Among the lines below, list those containing the string "Clear".

Collected data entries:
***

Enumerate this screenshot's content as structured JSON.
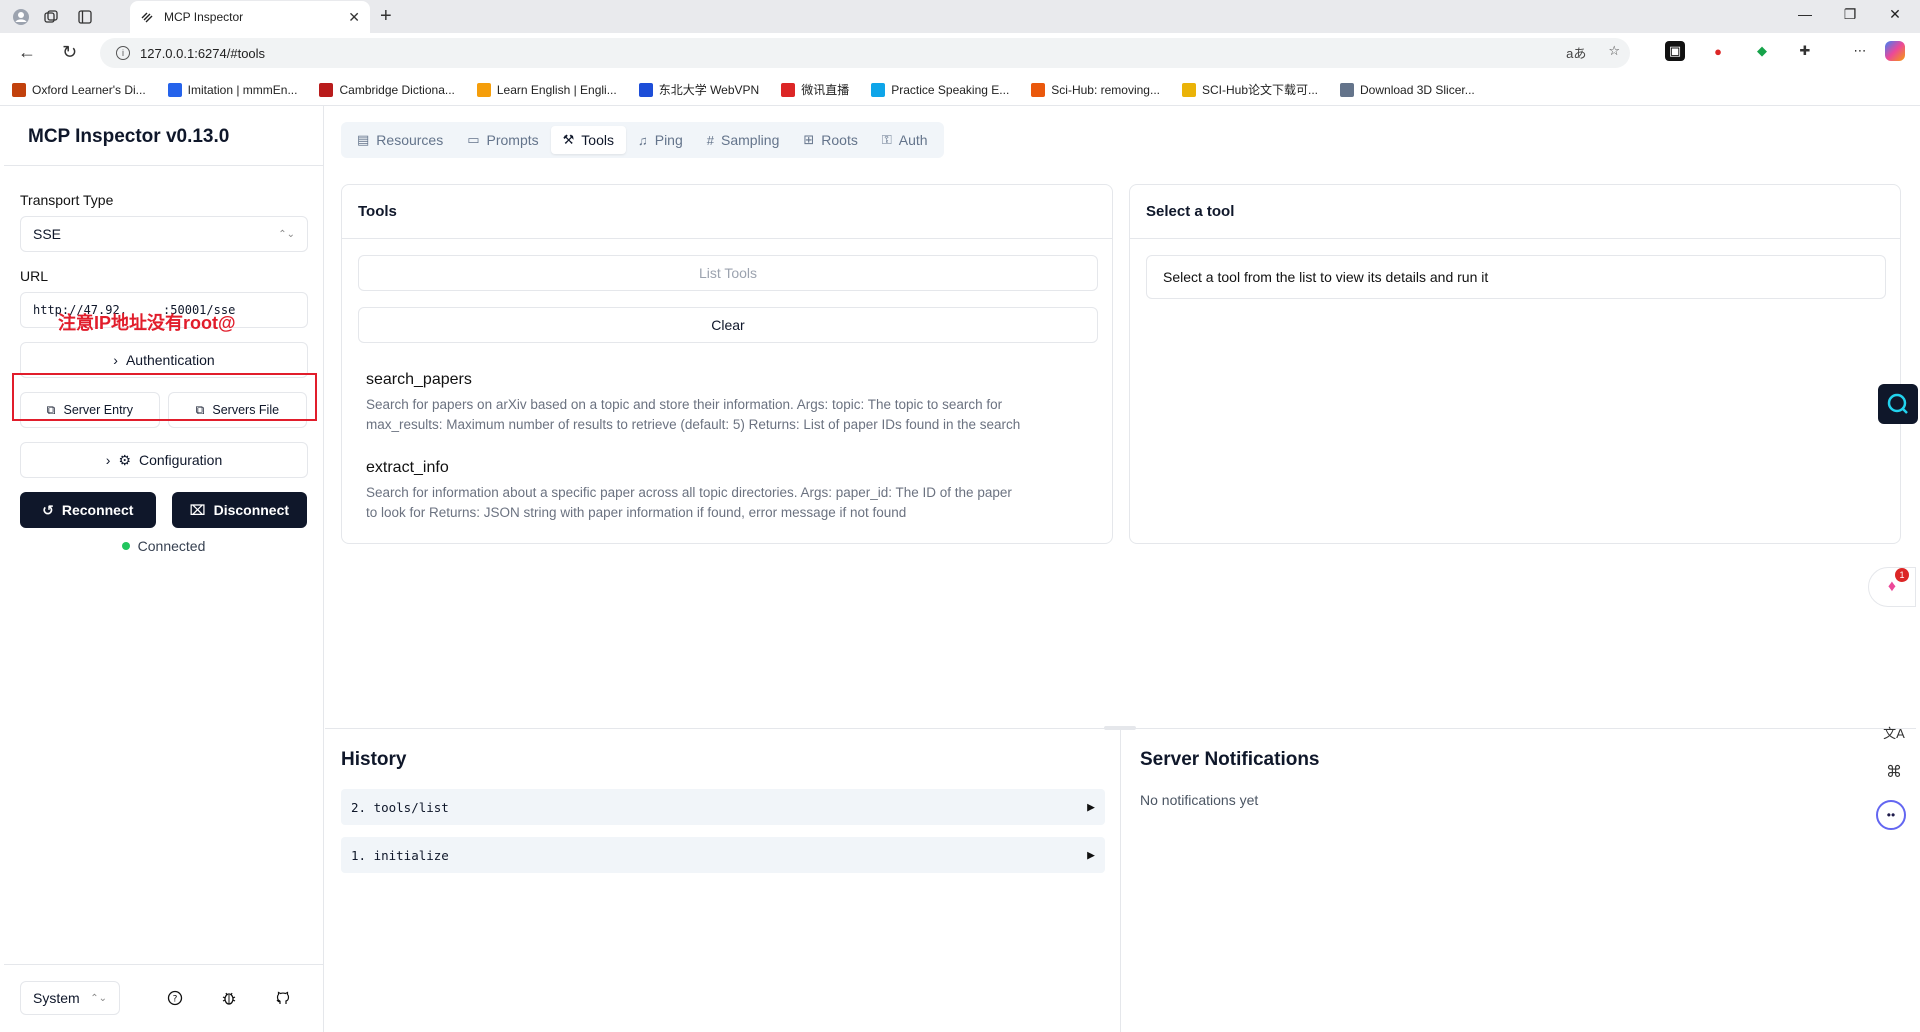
{
  "browser": {
    "tab_title": "MCP Inspector",
    "url": "127.0.0.1:6274/#tools",
    "bookmarks": [
      {
        "label": "Oxford Learner's Di...",
        "color": "#c2410c"
      },
      {
        "label": "Imitation | mmmEn...",
        "color": "#2563eb"
      },
      {
        "label": "Cambridge Dictiona...",
        "color": "#b91c1c"
      },
      {
        "label": "Learn English | Engli...",
        "color": "#f59e0b"
      },
      {
        "label": "东北大学 WebVPN",
        "color": "#1d4ed8"
      },
      {
        "label": "微讯直播",
        "color": "#dc2626"
      },
      {
        "label": "Practice Speaking E...",
        "color": "#0ea5e9"
      },
      {
        "label": "Sci-Hub: removing...",
        "color": "#ea580c"
      },
      {
        "label": "SCI-Hub论文下载可...",
        "color": "#eab308"
      },
      {
        "label": "Download 3D Slicer...",
        "color": "#64748b"
      }
    ]
  },
  "sidebar": {
    "title": "MCP Inspector v0.13.0",
    "transport_label": "Transport Type",
    "transport_value": "SSE",
    "url_label": "URL",
    "url_value": "http://47.92.     :50001/sse",
    "annotation": "注意IP地址没有root@",
    "authentication": "Authentication",
    "server_entry": "Server Entry",
    "servers_file": "Servers File",
    "configuration": "Configuration",
    "reconnect": "Reconnect",
    "disconnect": "Disconnect",
    "status": "Connected",
    "theme": "System"
  },
  "tabs": [
    "Resources",
    "Prompts",
    "Tools",
    "Ping",
    "Sampling",
    "Roots",
    "Auth"
  ],
  "active_tab": "Tools",
  "tools_panel": {
    "title": "Tools",
    "list_button": "List Tools",
    "clear_button": "Clear",
    "items": [
      {
        "name": "search_papers",
        "line1": "Search for papers on arXiv based on a topic and store their information. Args: topic: The topic to search for",
        "line2": "max_results: Maximum number of results to retrieve (default: 5) Returns: List of paper IDs found in the search"
      },
      {
        "name": "extract_info",
        "line1": "Search for information about a specific paper across all topic directories. Args: paper_id: The ID of the paper",
        "line2": "to look for Returns: JSON string with paper information if found, error message if not found"
      }
    ]
  },
  "detail_panel": {
    "title": "Select a tool",
    "hint": "Select a tool from the list to view its details and run it"
  },
  "history": {
    "title": "History",
    "items": [
      "2. tools/list",
      "1. initialize"
    ]
  },
  "notifications": {
    "title": "Server Notifications",
    "empty": "No notifications yet"
  },
  "badge_count": "1"
}
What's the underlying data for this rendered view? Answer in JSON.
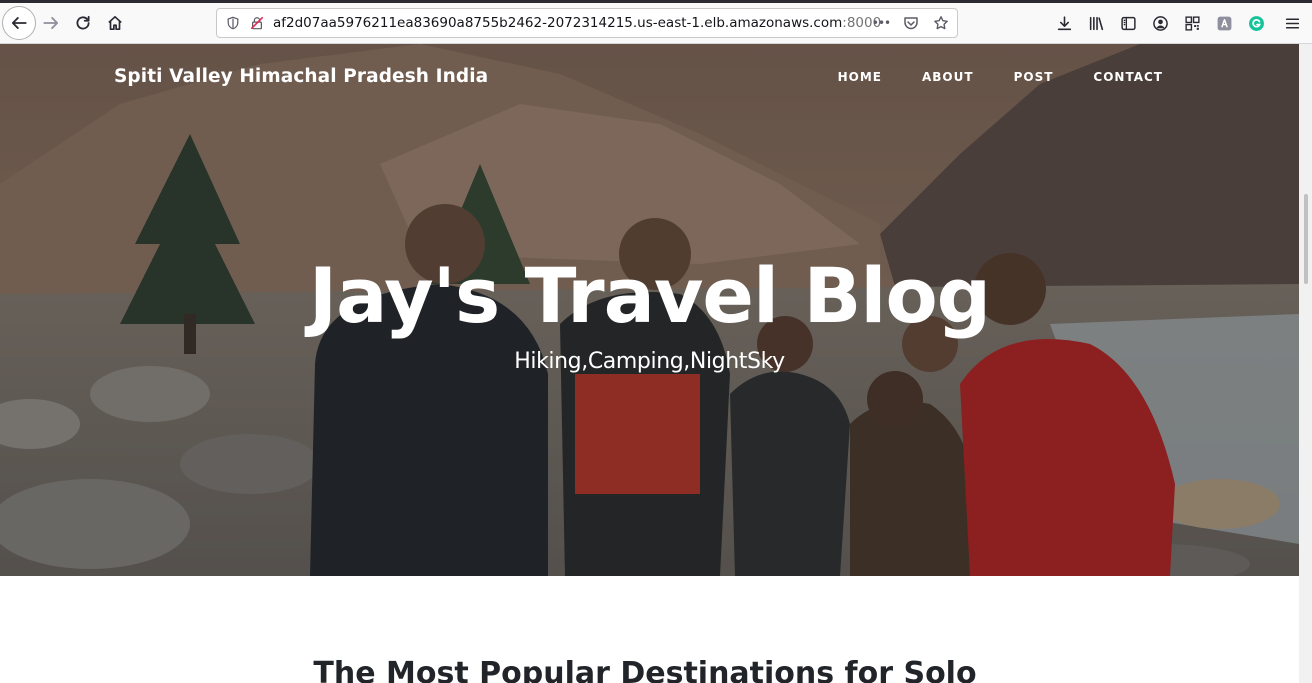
{
  "browser": {
    "url_host": "af2d07aa5976211ea83690a8755b2462-2072314215.us-east-1.elb.amazonaws.com",
    "url_port": ":8000",
    "more_label": "•••",
    "icons": [
      "back-icon",
      "forward-icon",
      "reload-icon",
      "home-icon",
      "shield-icon",
      "insecure-lock-icon",
      "pocket-icon",
      "bookmark-star-icon",
      "download-icon",
      "library-icon",
      "sidebar-icon",
      "account-icon",
      "qr-icon",
      "extension-icon",
      "grammarly-icon",
      "menu-icon"
    ]
  },
  "site": {
    "brand": "Spiti Valley Himachal Pradesh India",
    "nav": [
      "HOME",
      "ABOUT",
      "POST",
      "CONTACT"
    ],
    "hero_title": "Jay's Travel Blog",
    "hero_subtitle": "Hiking,Camping,NightSky",
    "post_heading": "The Most Popular Destinations for Solo"
  },
  "colors": {
    "brand_text": "#ffffff",
    "heading_text": "#212529",
    "overlay": "rgba(33,37,41,0.35)"
  }
}
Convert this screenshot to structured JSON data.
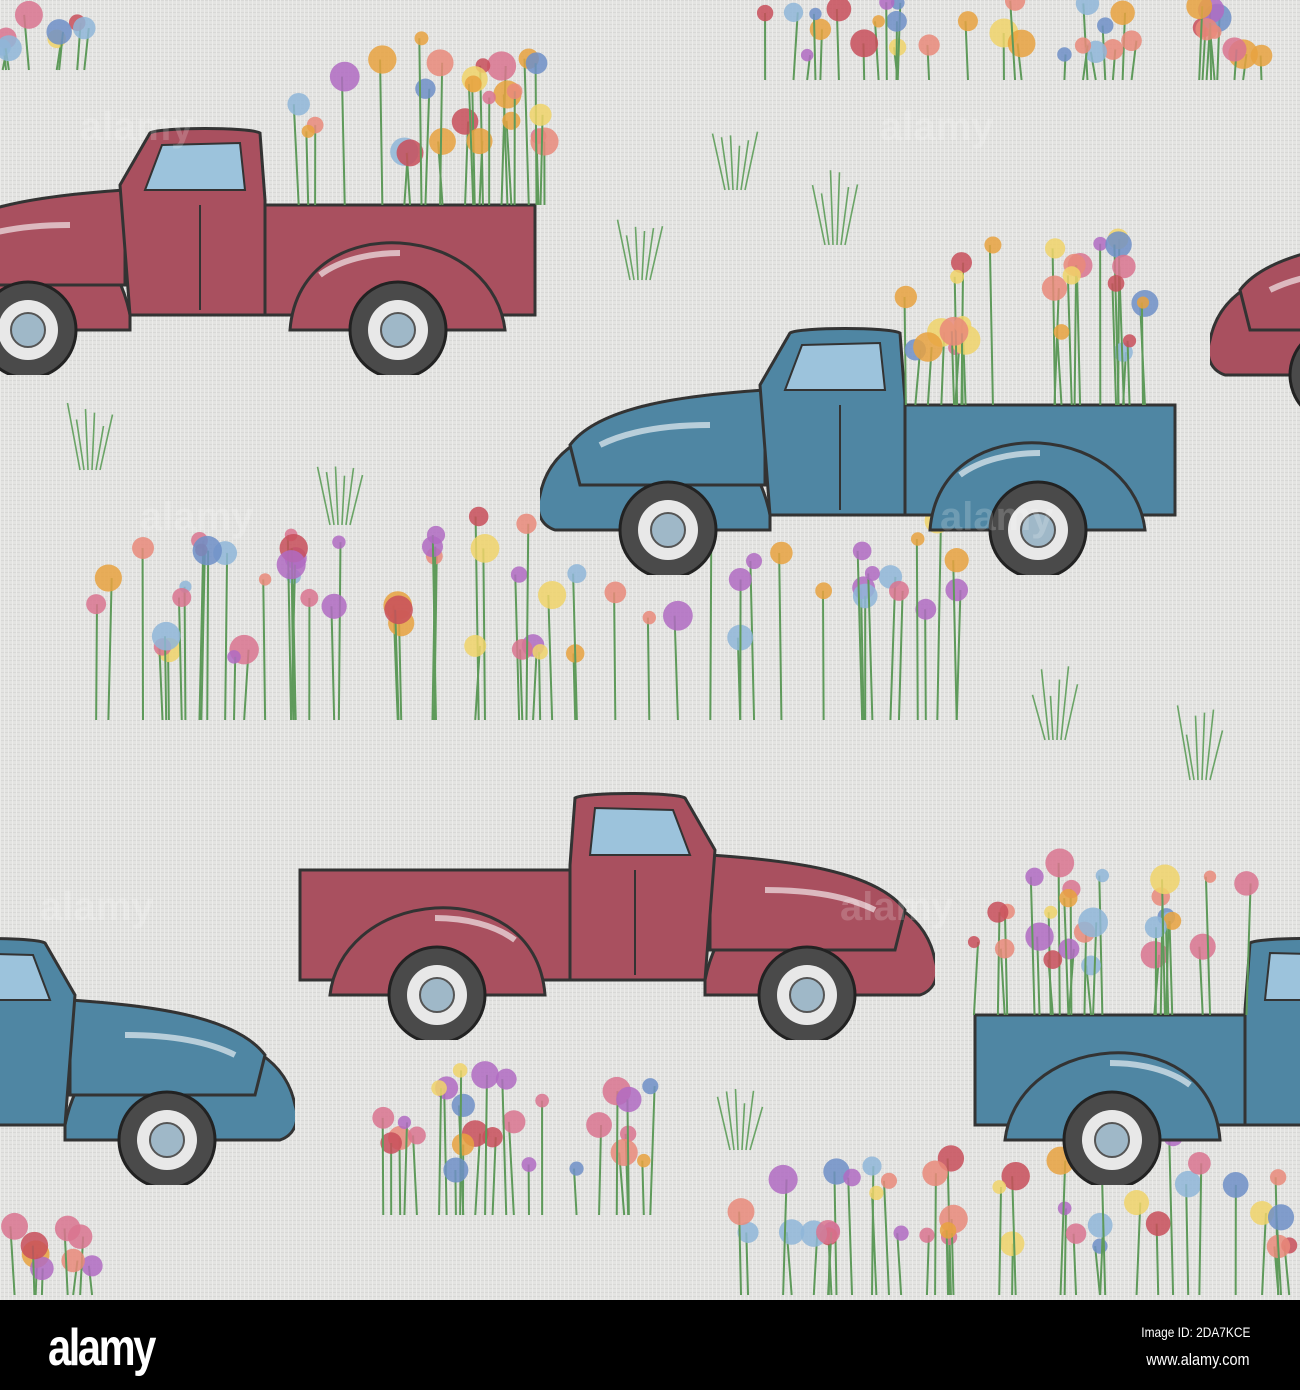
{
  "watermark": {
    "logo": "alamy",
    "image_id": "Image ID: 2DA7KCE",
    "site": "www.alamy.com"
  },
  "colors": {
    "background": "#e4e4e2",
    "red_truck": "#a9505f",
    "blue_truck": "#4f86a3",
    "footer": "#000000"
  }
}
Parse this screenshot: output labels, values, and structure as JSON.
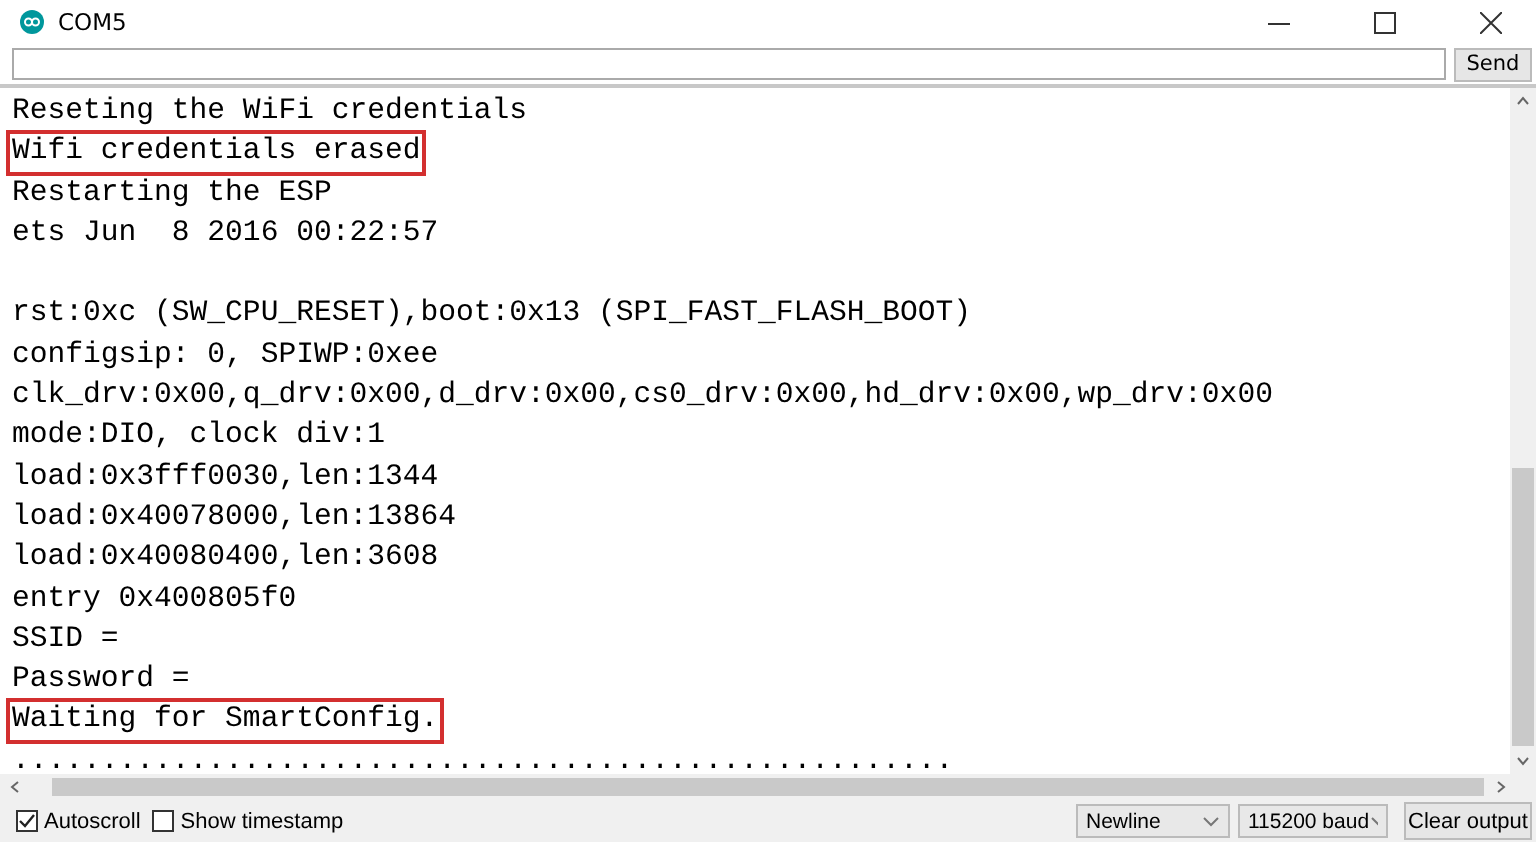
{
  "window": {
    "title": "COM5"
  },
  "send_button": "Send",
  "output_lines": [
    {
      "text": "Reseting the WiFi credentials",
      "highlighted": false,
      "space_before": false
    },
    {
      "text": "Wifi credentials erased",
      "highlighted": true,
      "space_before": false
    },
    {
      "text": "Restarting the ESP",
      "highlighted": false,
      "space_before": false
    },
    {
      "text": "ets Jun  8 2016 00:22:57",
      "highlighted": false,
      "space_before": false
    },
    {
      "text": "rst:0xc (SW_CPU_RESET),boot:0x13 (SPI_FAST_FLASH_BOOT)",
      "highlighted": false,
      "space_before": true
    },
    {
      "text": "configsip: 0, SPIWP:0xee",
      "highlighted": false,
      "space_before": false
    },
    {
      "text": "clk_drv:0x00,q_drv:0x00,d_drv:0x00,cs0_drv:0x00,hd_drv:0x00,wp_drv:0x00",
      "highlighted": false,
      "space_before": false
    },
    {
      "text": "mode:DIO, clock div:1",
      "highlighted": false,
      "space_before": false
    },
    {
      "text": "load:0x3fff0030,len:1344",
      "highlighted": false,
      "space_before": false
    },
    {
      "text": "load:0x40078000,len:13864",
      "highlighted": false,
      "space_before": false
    },
    {
      "text": "load:0x40080400,len:3608",
      "highlighted": false,
      "space_before": false
    },
    {
      "text": "entry 0x400805f0",
      "highlighted": false,
      "space_before": false
    },
    {
      "text": "SSID =",
      "highlighted": false,
      "space_before": false
    },
    {
      "text": "Password =",
      "highlighted": false,
      "space_before": false
    },
    {
      "text": "Waiting for SmartConfig.",
      "highlighted": true,
      "space_before": false
    },
    {
      "text": ".....................................................",
      "highlighted": false,
      "space_before": false
    }
  ],
  "options": [
    {
      "label": "Autoscroll",
      "checked": true
    },
    {
      "label": "Show timestamp",
      "checked": false
    }
  ],
  "line_ending": "Newline",
  "baud_rate": "115200 baud",
  "clear_button": "Clear output"
}
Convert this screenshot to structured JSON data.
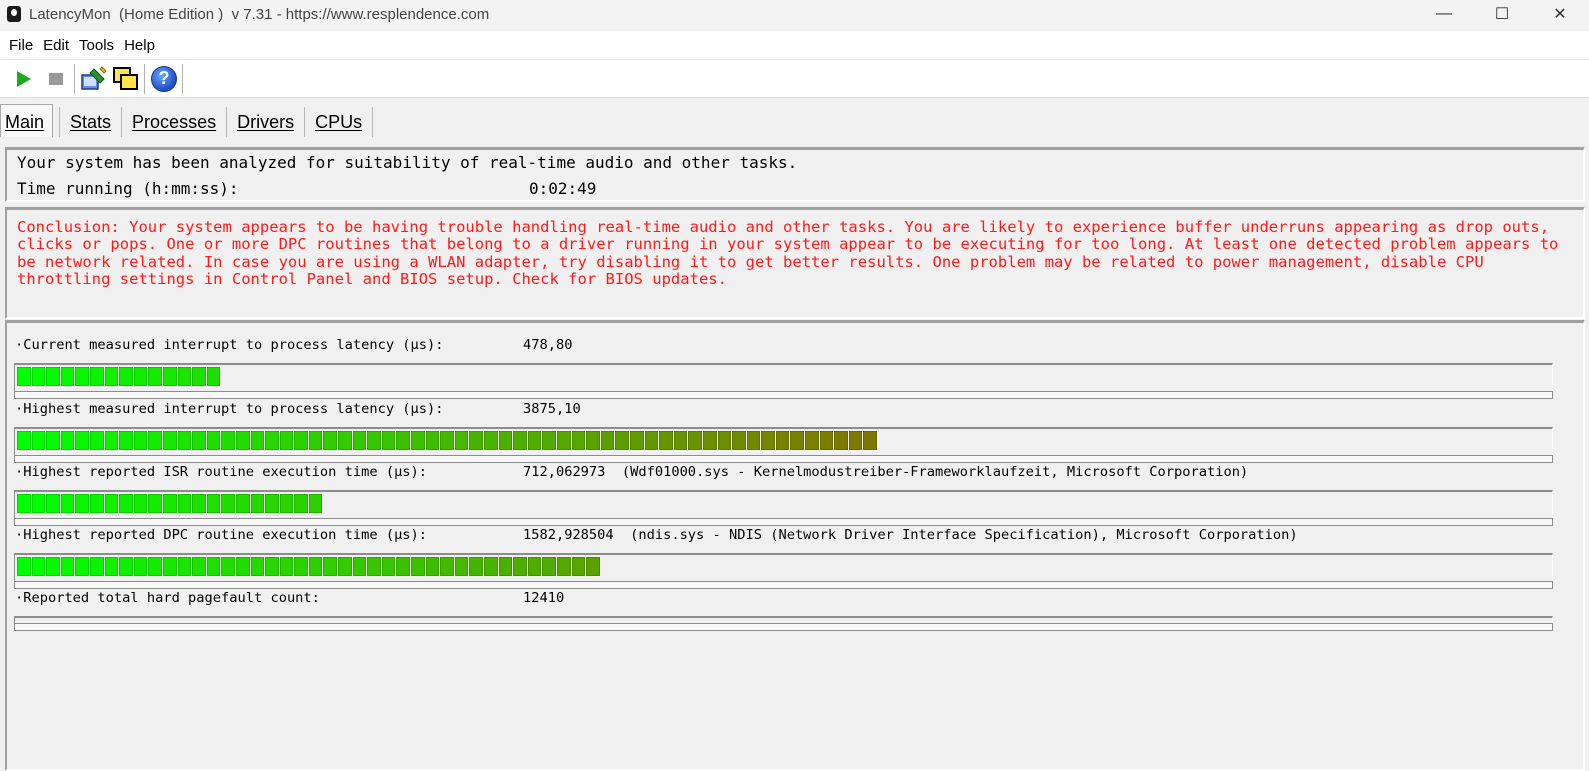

***

Answer to the task.
    "clear_button": "Clear",
  "clear_button": "Clear output"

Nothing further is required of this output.